__Problem statement__. Each entry that follows must be output without any deviation.

__Material provided__.
═══
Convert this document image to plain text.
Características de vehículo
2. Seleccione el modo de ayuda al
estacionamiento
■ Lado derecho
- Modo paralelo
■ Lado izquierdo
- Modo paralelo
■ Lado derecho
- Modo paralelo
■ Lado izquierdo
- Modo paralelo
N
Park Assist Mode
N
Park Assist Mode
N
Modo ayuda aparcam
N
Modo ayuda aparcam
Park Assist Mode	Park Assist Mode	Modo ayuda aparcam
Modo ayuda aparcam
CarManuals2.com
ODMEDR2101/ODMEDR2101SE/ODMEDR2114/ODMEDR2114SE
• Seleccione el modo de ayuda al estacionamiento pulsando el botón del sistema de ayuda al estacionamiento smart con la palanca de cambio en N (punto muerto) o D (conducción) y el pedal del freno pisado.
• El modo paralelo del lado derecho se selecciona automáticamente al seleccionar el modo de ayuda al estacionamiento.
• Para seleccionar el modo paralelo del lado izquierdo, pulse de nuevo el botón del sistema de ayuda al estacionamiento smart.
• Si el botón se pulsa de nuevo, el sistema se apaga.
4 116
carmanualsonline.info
═══
__Exercise output__.
Convert this document image to plain text.
Características de vehículo
2. Seleccione el modo de ayuda al
estacionamiento
■ Lado derecho
- Modo paralelo
■ Lado izquierdo
- Modo paralelo
■ Lado derecho
- Modo paralelo
■ Lado izquierdo
- Modo paralelo
N
Park Assist Mode
N
Park Assist Mode
N
Modo ayuda aparcam
N
Modo ayuda aparcam
Park Assist Mode	Park Assist Mode	Modo ayuda aparcam
Modo ayuda aparcam
CarManuals2.com
ODMEDR2101/ODMEDR2101SE/ODMEDR2114/ODMEDR2114SE
• Seleccione el modo de ayuda al estacionamiento pulsando el botón del sistema de ayuda al estacionamiento smart con la palanca de cambio en N (punto muerto) o D (conducción) y el pedal del freno pisado.
• El modo paralelo del lado derecho se selecciona automáticamente al seleccionar el modo de ayuda al estacionamiento.
• Para seleccionar el modo paralelo del lado izquierdo, pulse de nuevo el botón del sistema de ayuda al estacionamiento smart.
• Si el botón se pulsa de nuevo, el sistema se apaga.
4 116
carmanualsonline.info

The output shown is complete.